• _Stated problem_: Do not include the pictures; repeat the rest of the data exactly.

• _Material supplied_:
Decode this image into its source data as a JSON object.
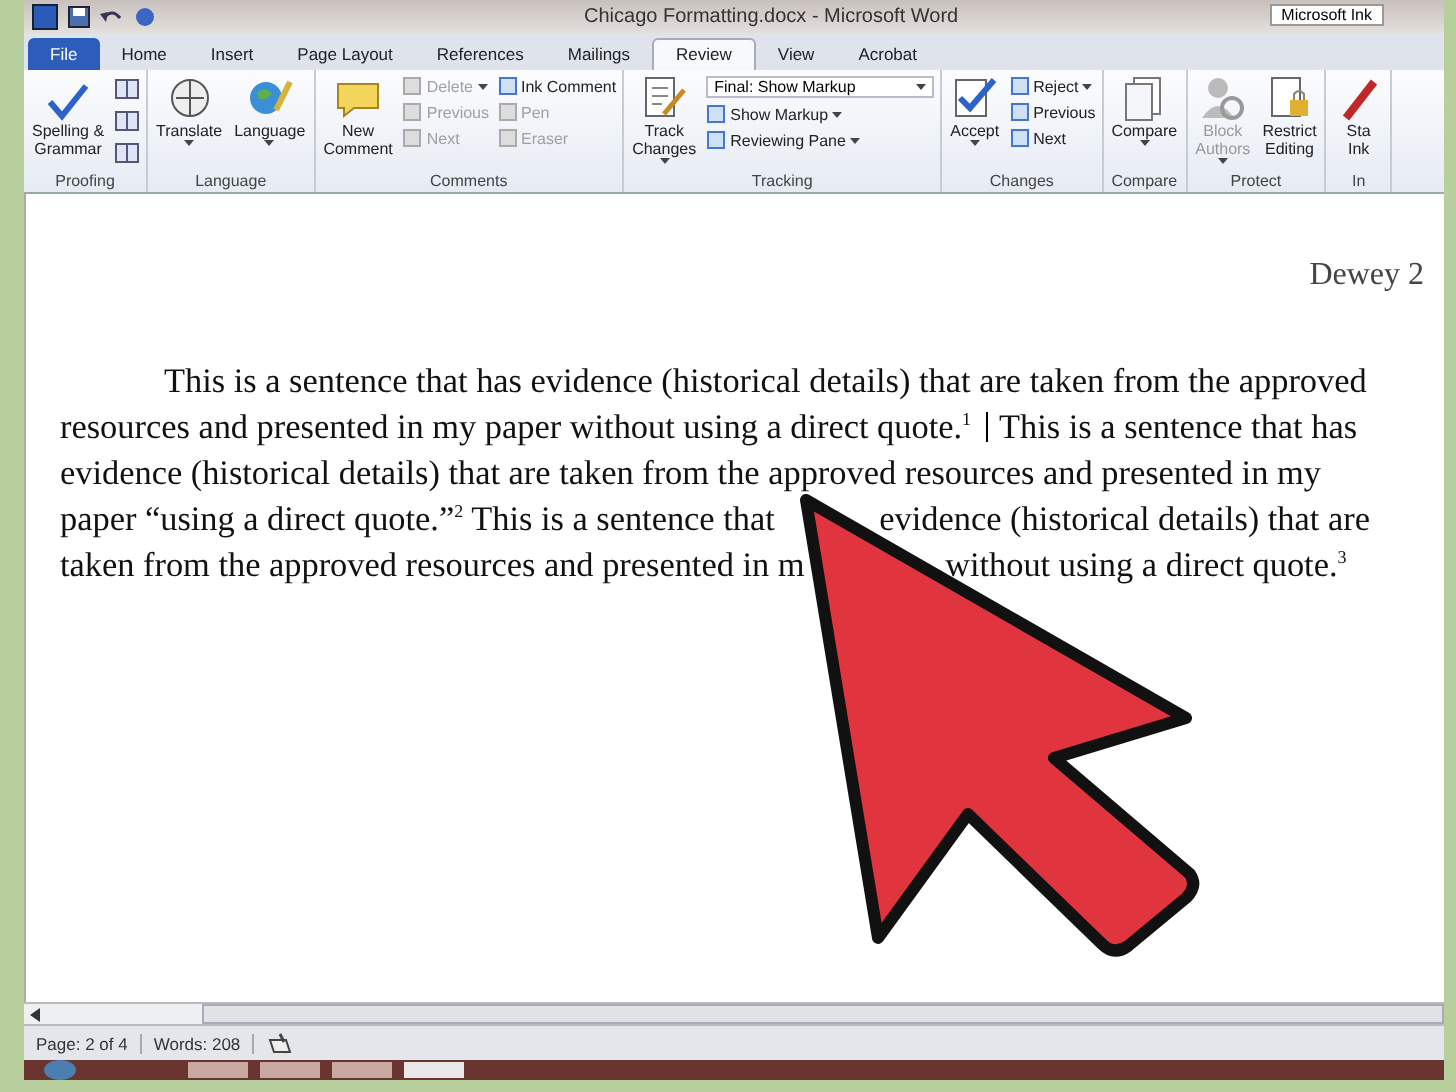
{
  "window": {
    "title": "Chicago Formatting.docx - Microsoft Word",
    "ink_tool": "Microsoft Ink"
  },
  "tabs": [
    {
      "label": "File",
      "selected": false,
      "kind": "file"
    },
    {
      "label": "Home",
      "selected": false,
      "kind": "tab"
    },
    {
      "label": "Insert",
      "selected": false,
      "kind": "tab"
    },
    {
      "label": "Page Layout",
      "selected": false,
      "kind": "tab"
    },
    {
      "label": "References",
      "selected": false,
      "kind": "tab"
    },
    {
      "label": "Mailings",
      "selected": false,
      "kind": "tab"
    },
    {
      "label": "Review",
      "selected": true,
      "kind": "tab"
    },
    {
      "label": "View",
      "selected": false,
      "kind": "tab"
    },
    {
      "label": "Acrobat",
      "selected": false,
      "kind": "tab"
    }
  ],
  "ribbon": [
    {
      "name": "Proofing",
      "columns": [
        {
          "kind": "large",
          "label": "Spelling &\nGrammar",
          "disabled": false,
          "dropdown": false
        },
        {
          "kind": "icons"
        }
      ]
    },
    {
      "name": "Language",
      "columns": [
        {
          "kind": "large",
          "label": "Translate",
          "disabled": false,
          "dropdown": true
        },
        {
          "kind": "large",
          "label": "Language",
          "disabled": false,
          "dropdown": true
        }
      ]
    },
    {
      "name": "Comments",
      "columns": [
        {
          "kind": "large",
          "label": "New\nComment",
          "disabled": false,
          "dropdown": false
        },
        {
          "kind": "stack",
          "items": [
            {
              "label": "Delete",
              "disabled": true,
              "dropdown": true
            },
            {
              "label": "Previous",
              "disabled": true,
              "dropdown": false
            },
            {
              "label": "Next",
              "disabled": true,
              "dropdown": false
            }
          ]
        },
        {
          "kind": "stack",
          "items": [
            {
              "label": "Ink Comment",
              "disabled": false,
              "dropdown": false
            },
            {
              "label": "Pen",
              "disabled": true,
              "dropdown": false
            },
            {
              "label": "Eraser",
              "disabled": true,
              "dropdown": false
            }
          ]
        }
      ]
    },
    {
      "name": "Tracking",
      "columns": [
        {
          "kind": "large",
          "label": "Track\nChanges",
          "disabled": false,
          "dropdown": true
        },
        {
          "kind": "stack",
          "items": [
            {
              "kind": "select",
              "label": "Final: Show Markup",
              "disabled": false,
              "dropdown": true
            },
            {
              "label": "Show Markup",
              "disabled": false,
              "dropdown": true
            },
            {
              "label": "Reviewing Pane",
              "disabled": false,
              "dropdown": true
            }
          ]
        }
      ]
    },
    {
      "name": "Changes",
      "columns": [
        {
          "kind": "large",
          "label": "Accept",
          "disabled": false,
          "dropdown": true
        },
        {
          "kind": "stack",
          "items": [
            {
              "label": "Reject",
              "disabled": false,
              "dropdown": true
            },
            {
              "label": "Previous",
              "disabled": false,
              "dropdown": false
            },
            {
              "label": "Next",
              "disabled": false,
              "dropdown": false
            }
          ]
        }
      ]
    },
    {
      "name": "Compare",
      "columns": [
        {
          "kind": "large",
          "label": "Compare",
          "disabled": false,
          "dropdown": true
        }
      ]
    },
    {
      "name": "Protect",
      "columns": [
        {
          "kind": "large",
          "label": "Block\nAuthors",
          "disabled": true,
          "dropdown": true
        },
        {
          "kind": "large",
          "label": "Restrict\nEditing",
          "disabled": false,
          "dropdown": false
        }
      ]
    },
    {
      "name": "In",
      "columns": [
        {
          "kind": "large",
          "label": "Sta\nInk",
          "disabled": false,
          "dropdown": false
        }
      ]
    }
  ],
  "document": {
    "header": "Dewey 2",
    "lines": [
      {
        "indent": true,
        "segments": [
          "This is a sentence that has evidence (historical details) that are taken from the approved"
        ]
      },
      {
        "indent": false,
        "cursor": true,
        "segments": [
          "resources and presented in my paper without using a direct quote.$^{1}$",
          "This is a sentence that has"
        ]
      },
      {
        "indent": false,
        "segments": [
          "evidence (historical details) that are taken from the approved resources and presented in my"
        ]
      },
      {
        "indent": false,
        "segments": [
          "paper “using a direct quote.”$^{2}$ This is a sentence that",
          "evidence (historical details) that are"
        ]
      },
      {
        "indent": false,
        "segments": [
          "taken from the approved resources and presented in m",
          "without using a direct quote.$^{3}$"
        ]
      }
    ]
  },
  "status_bar": {
    "page": "Page: 2 of 4",
    "words": "Words: 208"
  }
}
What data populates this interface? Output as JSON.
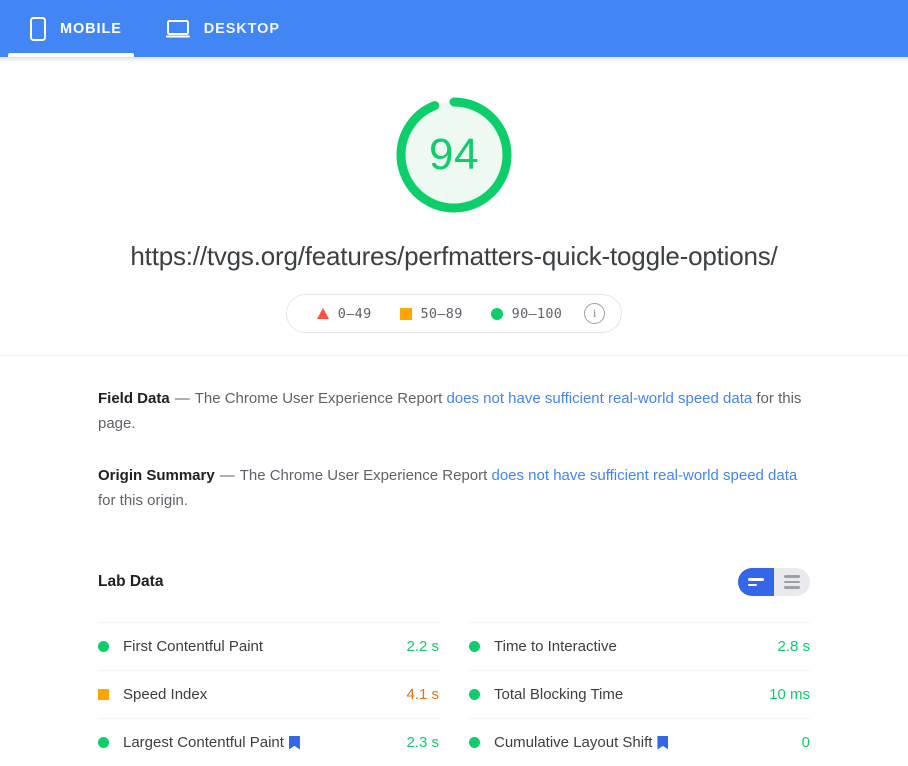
{
  "tabs": [
    {
      "id": "mobile",
      "label": "MOBILE",
      "icon": "mobile-phone-icon",
      "active": true
    },
    {
      "id": "desktop",
      "label": "DESKTOP",
      "icon": "desktop-monitor-icon",
      "active": false
    }
  ],
  "score": {
    "value": "94",
    "percent": 94,
    "color": "#0cce6b",
    "track_color": "#eef9f2"
  },
  "url": "https://tvgs.org/features/perfmatters-quick-toggle-options/",
  "legend": {
    "items": [
      {
        "shape": "triangle",
        "color": "#ff4e42",
        "range": "0–49"
      },
      {
        "shape": "square",
        "color": "#ffa400",
        "range": "50–89"
      },
      {
        "shape": "circle",
        "color": "#0cce6b",
        "range": "90–100"
      }
    ],
    "info_glyph": "i"
  },
  "field_data": {
    "title": "Field Data",
    "dash": "—",
    "text_before": "The Chrome User Experience Report",
    "link": "does not have sufficient real-world speed data",
    "text_after": "for this page."
  },
  "origin_summary": {
    "title": "Origin Summary",
    "dash": "—",
    "text_before": "The Chrome User Experience Report",
    "link": "does not have sufficient real-world speed data",
    "text_after": "for this origin."
  },
  "lab_data": {
    "title": "Lab Data",
    "view_toggle": {
      "compact_label": "compact-view",
      "expanded_label": "expanded-view",
      "active": "compact-view",
      "active_color": "#3367e8"
    },
    "left_column": [
      {
        "status": "green",
        "name": "First Contentful Paint",
        "flag": false,
        "value": "2.2 s",
        "value_color": "green"
      },
      {
        "status": "orange",
        "name": "Speed Index",
        "flag": false,
        "value": "4.1 s",
        "value_color": "orange"
      },
      {
        "status": "green",
        "name": "Largest Contentful Paint",
        "flag": true,
        "value": "2.3 s",
        "value_color": "green"
      }
    ],
    "right_column": [
      {
        "status": "green",
        "name": "Time to Interactive",
        "flag": false,
        "value": "2.8 s",
        "value_color": "green"
      },
      {
        "status": "green",
        "name": "Total Blocking Time",
        "flag": false,
        "value": "10 ms",
        "value_color": "green"
      },
      {
        "status": "green",
        "name": "Cumulative Layout Shift",
        "flag": true,
        "value": "0",
        "value_color": "green"
      }
    ]
  }
}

• _Answer to this problem_:
Decode this image into its source data as a JSON object.
{
  "window": {
    "title": "Chicago Formatting.docx - Microsoft Word",
    "ink_tool": "Microsoft Ink"
  },
  "tabs": [
    {
      "label": "File",
      "selected": false,
      "kind": "file"
    },
    {
      "label": "Home",
      "selected": false,
      "kind": "tab"
    },
    {
      "label": "Insert",
      "selected": false,
      "kind": "tab"
    },
    {
      "label": "Page Layout",
      "selected": false,
      "kind": "tab"
    },
    {
      "label": "References",
      "selected": false,
      "kind": "tab"
    },
    {
      "label": "Mailings",
      "selected": false,
      "kind": "tab"
    },
    {
      "label": "Review",
      "selected": true,
      "kind": "tab"
    },
    {
      "label": "View",
      "selected": false,
      "kind": "tab"
    },
    {
      "label": "Acrobat",
      "selected": false,
      "kind": "tab"
    }
  ],
  "ribbon": [
    {
      "name": "Proofing",
      "columns": [
        {
          "kind": "large",
          "label": "Spelling &\nGrammar",
          "disabled": false,
          "dropdown": false
        },
        {
          "kind": "icons"
        }
      ]
    },
    {
      "name": "Language",
      "columns": [
        {
          "kind": "large",
          "label": "Translate",
          "disabled": false,
          "dropdown": true
        },
        {
          "kind": "large",
          "label": "Language",
          "disabled": false,
          "dropdown": true
        }
      ]
    },
    {
      "name": "Comments",
      "columns": [
        {
          "kind": "large",
          "label": "New\nComment",
          "disabled": false,
          "dropdown": false
        },
        {
          "kind": "stack",
          "items": [
            {
              "label": "Delete",
              "disabled": true,
              "dropdown": true
            },
            {
              "label": "Previous",
              "disabled": true,
              "dropdown": false
            },
            {
              "label": "Next",
              "disabled": true,
              "dropdown": false
            }
          ]
        },
        {
          "kind": "stack",
          "items": [
            {
              "label": "Ink Comment",
              "disabled": false,
              "dropdown": false
            },
            {
              "label": "Pen",
              "disabled": true,
              "dropdown": false
            },
            {
              "label": "Eraser",
              "disabled": true,
              "dropdown": false
            }
          ]
        }
      ]
    },
    {
      "name": "Tracking",
      "columns": [
        {
          "kind": "large",
          "label": "Track\nChanges",
          "disabled": false,
          "dropdown": true
        },
        {
          "kind": "stack",
          "items": [
            {
              "kind": "select",
              "label": "Final: Show Markup",
              "disabled": false,
              "dropdown": true
            },
            {
              "label": "Show Markup",
              "disabled": false,
              "dropdown": true
            },
            {
              "label": "Reviewing Pane",
              "disabled": false,
              "dropdown": true
            }
          ]
        }
      ]
    },
    {
      "name": "Changes",
      "columns": [
        {
          "kind": "large",
          "label": "Accept",
          "disabled": false,
          "dropdown": true
        },
        {
          "kind": "stack",
          "items": [
            {
              "label": "Reject",
              "disabled": false,
              "dropdown": true
            },
            {
              "label": "Previous",
              "disabled": false,
              "dropdown": false
            },
            {
              "label": "Next",
              "disabled": false,
              "dropdown": false
            }
          ]
        }
      ]
    },
    {
      "name": "Compare",
      "columns": [
        {
          "kind": "large",
          "label": "Compare",
          "disabled": false,
          "dropdown": true
        }
      ]
    },
    {
      "name": "Protect",
      "columns": [
        {
          "kind": "large",
          "label": "Block\nAuthors",
          "disabled": true,
          "dropdown": true
        },
        {
          "kind": "large",
          "label": "Restrict\nEditing",
          "disabled": false,
          "dropdown": false
        }
      ]
    },
    {
      "name": "In",
      "columns": [
        {
          "kind": "large",
          "label": "Sta\nInk",
          "disabled": false,
          "dropdown": false
        }
      ]
    }
  ],
  "document": {
    "header": "Dewey 2",
    "lines": [
      {
        "indent": true,
        "segments": [
          "This is a sentence that has evidence (historical details) that are taken from the approved"
        ]
      },
      {
        "indent": false,
        "cursor": true,
        "segments": [
          "resources and presented in my paper without using a direct quote.$^{1}$",
          "This is a sentence that has"
        ]
      },
      {
        "indent": false,
        "segments": [
          "evidence (historical details) that are taken from the approved resources and presented in my"
        ]
      },
      {
        "indent": false,
        "segments": [
          "paper “using a direct quote.”$^{2}$ This is a sentence that",
          "evidence (historical details) that are"
        ]
      },
      {
        "indent": false,
        "segments": [
          "taken from the approved resources and presented in m",
          "without using a direct quote.$^{3}$"
        ]
      }
    ]
  },
  "status_bar": {
    "page": "Page: 2 of 4",
    "words": "Words: 208"
  }
}
What data populates this interface? Output as JSON.
{
  "tabs": [
    {
      "id": "mobile",
      "label": "MOBILE",
      "icon": "mobile-phone-icon",
      "active": true
    },
    {
      "id": "desktop",
      "label": "DESKTOP",
      "icon": "desktop-monitor-icon",
      "active": false
    }
  ],
  "score": {
    "value": "94",
    "percent": 94,
    "color": "#0cce6b",
    "track_color": "#eef9f2"
  },
  "url": "https://tvgs.org/features/perfmatters-quick-toggle-options/",
  "legend": {
    "items": [
      {
        "shape": "triangle",
        "color": "#ff4e42",
        "range": "0–49"
      },
      {
        "shape": "square",
        "color": "#ffa400",
        "range": "50–89"
      },
      {
        "shape": "circle",
        "color": "#0cce6b",
        "range": "90–100"
      }
    ],
    "info_glyph": "i"
  },
  "field_data": {
    "title": "Field Data",
    "dash": "—",
    "text_before": "The Chrome User Experience Report",
    "link": "does not have sufficient real-world speed data",
    "text_after": "for this page."
  },
  "origin_summary": {
    "title": "Origin Summary",
    "dash": "—",
    "text_before": "The Chrome User Experience Report",
    "link": "does not have sufficient real-world speed data",
    "text_after": "for this origin."
  },
  "lab_data": {
    "title": "Lab Data",
    "view_toggle": {
      "compact_label": "compact-view",
      "expanded_label": "expanded-view",
      "active": "compact-view",
      "active_color": "#3367e8"
    },
    "left_column": [
      {
        "status": "green",
        "name": "First Contentful Paint",
        "flag": false,
        "value": "2.2 s",
        "value_color": "green"
      },
      {
        "status": "orange",
        "name": "Speed Index",
        "flag": false,
        "value": "4.1 s",
        "value_color": "orange"
      },
      {
        "status": "green",
        "name": "Largest Contentful Paint",
        "flag": true,
        "value": "2.3 s",
        "value_color": "green"
      }
    ],
    "right_column": [
      {
        "status": "green",
        "name": "Time to Interactive",
        "flag": false,
        "value": "2.8 s",
        "value_color": "green"
      },
      {
        "status": "green",
        "name": "Total Blocking Time",
        "flag": false,
        "value": "10 ms",
        "value_color": "green"
      },
      {
        "status": "green",
        "name": "Cumulative Layout Shift",
        "flag": true,
        "value": "0",
        "value_color": "green"
      }
    ]
  }
}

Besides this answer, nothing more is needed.